● GIVEN INSTRUCTION
Would you transcribe the whole listing exactly, minus its pictures?

===== TASK INPUT

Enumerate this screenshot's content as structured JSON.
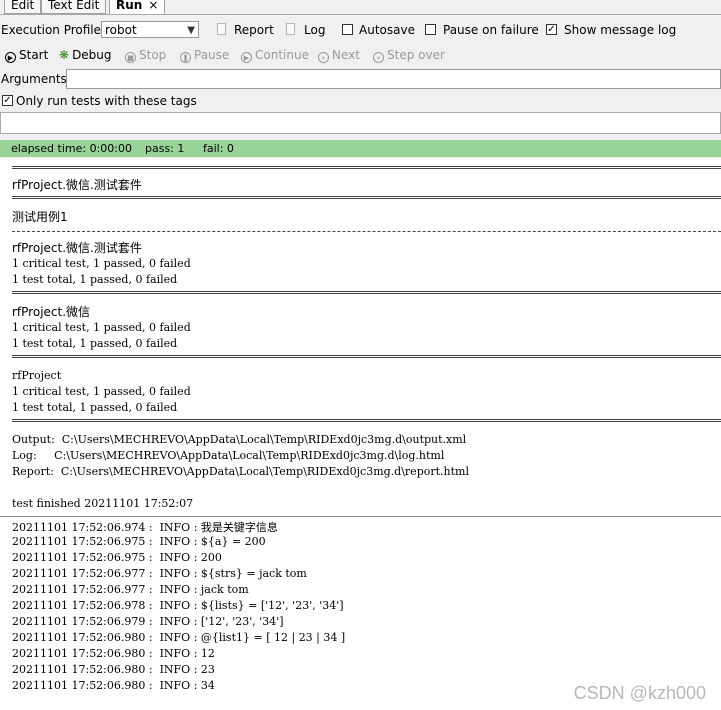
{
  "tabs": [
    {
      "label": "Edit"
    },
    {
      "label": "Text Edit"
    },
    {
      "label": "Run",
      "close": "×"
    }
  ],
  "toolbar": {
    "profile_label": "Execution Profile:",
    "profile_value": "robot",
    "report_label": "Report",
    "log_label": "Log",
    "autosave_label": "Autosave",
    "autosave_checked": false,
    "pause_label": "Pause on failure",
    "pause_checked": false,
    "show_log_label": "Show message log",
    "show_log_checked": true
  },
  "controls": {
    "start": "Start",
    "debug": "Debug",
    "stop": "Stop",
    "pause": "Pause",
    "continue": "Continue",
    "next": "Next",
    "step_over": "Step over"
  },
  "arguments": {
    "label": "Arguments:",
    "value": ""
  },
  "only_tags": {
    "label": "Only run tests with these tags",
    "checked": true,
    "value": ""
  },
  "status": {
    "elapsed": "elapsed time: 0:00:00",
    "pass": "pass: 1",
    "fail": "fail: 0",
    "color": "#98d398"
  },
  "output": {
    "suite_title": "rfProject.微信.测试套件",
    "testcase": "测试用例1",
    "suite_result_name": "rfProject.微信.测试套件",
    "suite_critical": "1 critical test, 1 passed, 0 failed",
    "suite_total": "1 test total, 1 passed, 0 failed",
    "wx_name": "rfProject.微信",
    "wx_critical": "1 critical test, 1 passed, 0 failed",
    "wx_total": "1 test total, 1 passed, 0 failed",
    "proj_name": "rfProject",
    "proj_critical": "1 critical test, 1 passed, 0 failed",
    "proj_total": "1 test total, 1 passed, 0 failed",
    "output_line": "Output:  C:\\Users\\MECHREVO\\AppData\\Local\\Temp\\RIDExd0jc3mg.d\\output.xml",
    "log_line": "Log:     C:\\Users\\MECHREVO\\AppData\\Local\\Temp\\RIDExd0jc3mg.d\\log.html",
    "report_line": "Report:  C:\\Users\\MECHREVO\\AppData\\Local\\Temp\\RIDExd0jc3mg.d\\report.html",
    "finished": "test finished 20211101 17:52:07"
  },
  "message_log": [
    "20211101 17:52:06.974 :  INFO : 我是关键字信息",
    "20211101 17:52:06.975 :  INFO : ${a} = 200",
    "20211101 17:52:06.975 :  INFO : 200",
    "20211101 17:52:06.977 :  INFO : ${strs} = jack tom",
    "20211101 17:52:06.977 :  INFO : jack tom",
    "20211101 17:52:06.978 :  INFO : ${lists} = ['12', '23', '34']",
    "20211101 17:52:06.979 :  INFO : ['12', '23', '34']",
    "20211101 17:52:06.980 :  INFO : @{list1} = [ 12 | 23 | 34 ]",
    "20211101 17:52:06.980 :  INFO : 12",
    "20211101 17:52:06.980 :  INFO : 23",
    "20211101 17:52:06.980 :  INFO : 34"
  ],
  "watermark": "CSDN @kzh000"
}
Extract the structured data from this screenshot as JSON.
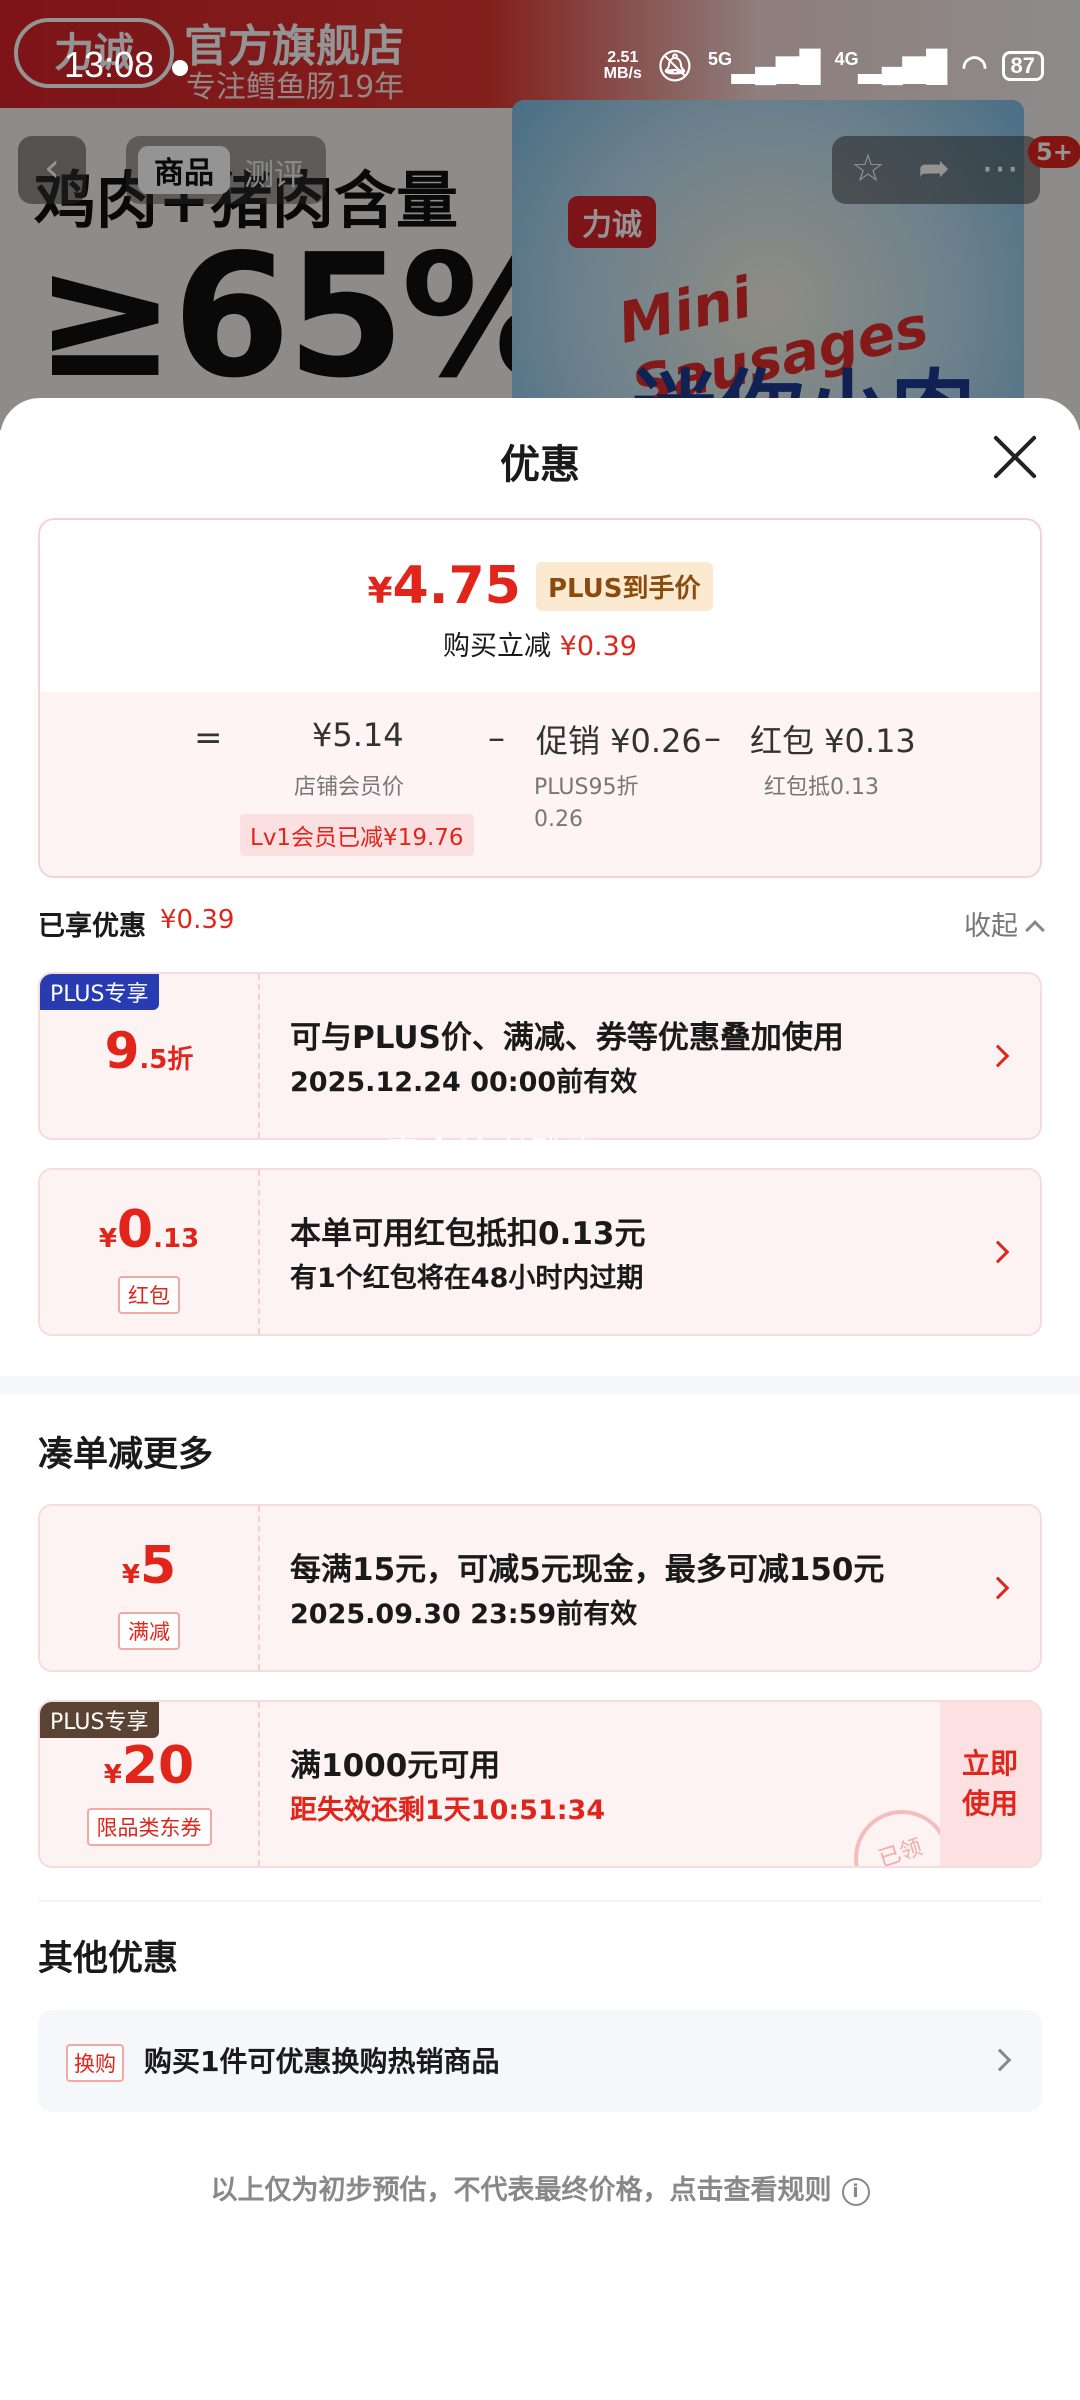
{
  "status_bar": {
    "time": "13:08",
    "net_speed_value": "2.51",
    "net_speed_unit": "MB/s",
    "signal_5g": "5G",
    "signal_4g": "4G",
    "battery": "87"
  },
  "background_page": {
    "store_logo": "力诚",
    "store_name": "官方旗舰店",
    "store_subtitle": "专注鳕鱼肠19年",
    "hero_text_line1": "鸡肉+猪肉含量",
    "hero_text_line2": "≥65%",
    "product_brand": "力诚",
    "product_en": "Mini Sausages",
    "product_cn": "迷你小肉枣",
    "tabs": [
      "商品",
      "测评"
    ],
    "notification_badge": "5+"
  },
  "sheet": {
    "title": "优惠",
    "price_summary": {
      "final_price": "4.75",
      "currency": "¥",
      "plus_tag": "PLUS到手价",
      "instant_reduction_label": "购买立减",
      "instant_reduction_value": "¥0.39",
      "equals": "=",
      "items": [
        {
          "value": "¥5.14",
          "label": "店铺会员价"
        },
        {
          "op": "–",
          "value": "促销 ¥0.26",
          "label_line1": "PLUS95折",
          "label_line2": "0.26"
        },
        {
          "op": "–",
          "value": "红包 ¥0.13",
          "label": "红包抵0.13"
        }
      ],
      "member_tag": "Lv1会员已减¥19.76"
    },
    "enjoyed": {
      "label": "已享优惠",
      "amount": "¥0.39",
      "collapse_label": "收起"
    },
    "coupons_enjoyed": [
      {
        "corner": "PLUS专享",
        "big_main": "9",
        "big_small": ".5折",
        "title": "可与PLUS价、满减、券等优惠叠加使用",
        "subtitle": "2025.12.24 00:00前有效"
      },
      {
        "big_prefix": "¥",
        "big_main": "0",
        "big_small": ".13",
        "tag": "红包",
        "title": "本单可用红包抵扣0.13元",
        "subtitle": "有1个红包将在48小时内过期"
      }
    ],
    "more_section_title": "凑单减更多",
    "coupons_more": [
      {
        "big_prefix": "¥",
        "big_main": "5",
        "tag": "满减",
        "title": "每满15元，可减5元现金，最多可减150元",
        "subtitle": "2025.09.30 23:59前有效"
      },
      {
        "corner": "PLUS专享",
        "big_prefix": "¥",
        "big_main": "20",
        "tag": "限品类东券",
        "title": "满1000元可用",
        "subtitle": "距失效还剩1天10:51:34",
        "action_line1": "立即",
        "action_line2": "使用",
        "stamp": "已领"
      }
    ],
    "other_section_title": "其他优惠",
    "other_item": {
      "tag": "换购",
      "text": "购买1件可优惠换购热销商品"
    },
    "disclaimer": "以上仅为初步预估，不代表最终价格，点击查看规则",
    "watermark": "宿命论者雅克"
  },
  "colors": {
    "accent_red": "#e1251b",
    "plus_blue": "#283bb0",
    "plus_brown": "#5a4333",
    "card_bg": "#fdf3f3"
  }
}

==========

● COMPLETE ANSWER
Enumerate this screenshot's content as structured JSON.
{
  "tabs": [
    {
      "label": "Edit"
    },
    {
      "label": "Text Edit"
    },
    {
      "label": "Run",
      "close": "×"
    }
  ],
  "toolbar": {
    "profile_label": "Execution Profile:",
    "profile_value": "robot",
    "report_label": "Report",
    "log_label": "Log",
    "autosave_label": "Autosave",
    "autosave_checked": false,
    "pause_label": "Pause on failure",
    "pause_checked": false,
    "show_log_label": "Show message log",
    "show_log_checked": true
  },
  "controls": {
    "start": "Start",
    "debug": "Debug",
    "stop": "Stop",
    "pause": "Pause",
    "continue": "Continue",
    "next": "Next",
    "step_over": "Step over"
  },
  "arguments": {
    "label": "Arguments:",
    "value": ""
  },
  "only_tags": {
    "label": "Only run tests with these tags",
    "checked": true,
    "value": ""
  },
  "status": {
    "elapsed": "elapsed time: 0:00:00",
    "pass": "pass: 1",
    "fail": "fail: 0",
    "color": "#98d398"
  },
  "output": {
    "suite_title": "rfProject.微信.测试套件",
    "testcase": "测试用例1",
    "suite_result_name": "rfProject.微信.测试套件",
    "suite_critical": "1 critical test, 1 passed, 0 failed",
    "suite_total": "1 test total, 1 passed, 0 failed",
    "wx_name": "rfProject.微信",
    "wx_critical": "1 critical test, 1 passed, 0 failed",
    "wx_total": "1 test total, 1 passed, 0 failed",
    "proj_name": "rfProject",
    "proj_critical": "1 critical test, 1 passed, 0 failed",
    "proj_total": "1 test total, 1 passed, 0 failed",
    "output_line": "Output:  C:\\Users\\MECHREVO\\AppData\\Local\\Temp\\RIDExd0jc3mg.d\\output.xml",
    "log_line": "Log:     C:\\Users\\MECHREVO\\AppData\\Local\\Temp\\RIDExd0jc3mg.d\\log.html",
    "report_line": "Report:  C:\\Users\\MECHREVO\\AppData\\Local\\Temp\\RIDExd0jc3mg.d\\report.html",
    "finished": "test finished 20211101 17:52:07"
  },
  "message_log": [
    "20211101 17:52:06.974 :  INFO : 我是关键字信息",
    "20211101 17:52:06.975 :  INFO : ${a} = 200",
    "20211101 17:52:06.975 :  INFO : 200",
    "20211101 17:52:06.977 :  INFO : ${strs} = jack tom",
    "20211101 17:52:06.977 :  INFO : jack tom",
    "20211101 17:52:06.978 :  INFO : ${lists} = ['12', '23', '34']",
    "20211101 17:52:06.979 :  INFO : ['12', '23', '34']",
    "20211101 17:52:06.980 :  INFO : @{list1} = [ 12 | 23 | 34 ]",
    "20211101 17:52:06.980 :  INFO : 12",
    "20211101 17:52:06.980 :  INFO : 23",
    "20211101 17:52:06.980 :  INFO : 34"
  ],
  "watermark": "CSDN @kzh000"
}
Extract the structured data from this screenshot as JSON.
{
  "status_bar": {
    "time": "13:08",
    "net_speed_value": "2.51",
    "net_speed_unit": "MB/s",
    "signal_5g": "5G",
    "signal_4g": "4G",
    "battery": "87"
  },
  "background_page": {
    "store_logo": "力诚",
    "store_name": "官方旗舰店",
    "store_subtitle": "专注鳕鱼肠19年",
    "hero_text_line1": "鸡肉+猪肉含量",
    "hero_text_line2": "≥65%",
    "product_brand": "力诚",
    "product_en": "Mini Sausages",
    "product_cn": "迷你小肉枣",
    "tabs": [
      "商品",
      "测评"
    ],
    "notification_badge": "5+"
  },
  "sheet": {
    "title": "优惠",
    "price_summary": {
      "final_price": "4.75",
      "currency": "¥",
      "plus_tag": "PLUS到手价",
      "instant_reduction_label": "购买立减",
      "instant_reduction_value": "¥0.39",
      "equals": "=",
      "items": [
        {
          "value": "¥5.14",
          "label": "店铺会员价"
        },
        {
          "op": "–",
          "value": "促销 ¥0.26",
          "label_line1": "PLUS95折",
          "label_line2": "0.26"
        },
        {
          "op": "–",
          "value": "红包 ¥0.13",
          "label": "红包抵0.13"
        }
      ],
      "member_tag": "Lv1会员已减¥19.76"
    },
    "enjoyed": {
      "label": "已享优惠",
      "amount": "¥0.39",
      "collapse_label": "收起"
    },
    "coupons_enjoyed": [
      {
        "corner": "PLUS专享",
        "big_main": "9",
        "big_small": ".5折",
        "title": "可与PLUS价、满减、券等优惠叠加使用",
        "subtitle": "2025.12.24 00:00前有效"
      },
      {
        "big_prefix": "¥",
        "big_main": "0",
        "big_small": ".13",
        "tag": "红包",
        "title": "本单可用红包抵扣0.13元",
        "subtitle": "有1个红包将在48小时内过期"
      }
    ],
    "more_section_title": "凑单减更多",
    "coupons_more": [
      {
        "big_prefix": "¥",
        "big_main": "5",
        "tag": "满减",
        "title": "每满15元，可减5元现金，最多可减150元",
        "subtitle": "2025.09.30 23:59前有效"
      },
      {
        "corner": "PLUS专享",
        "big_prefix": "¥",
        "big_main": "20",
        "tag": "限品类东券",
        "title": "满1000元可用",
        "subtitle": "距失效还剩1天10:51:34",
        "action_line1": "立即",
        "action_line2": "使用",
        "stamp": "已领"
      }
    ],
    "other_section_title": "其他优惠",
    "other_item": {
      "tag": "换购",
      "text": "购买1件可优惠换购热销商品"
    },
    "disclaimer": "以上仅为初步预估，不代表最终价格，点击查看规则",
    "watermark": "宿命论者雅克"
  },
  "colors": {
    "accent_red": "#e1251b",
    "plus_blue": "#283bb0",
    "plus_brown": "#5a4333",
    "card_bg": "#fdf3f3"
  }
}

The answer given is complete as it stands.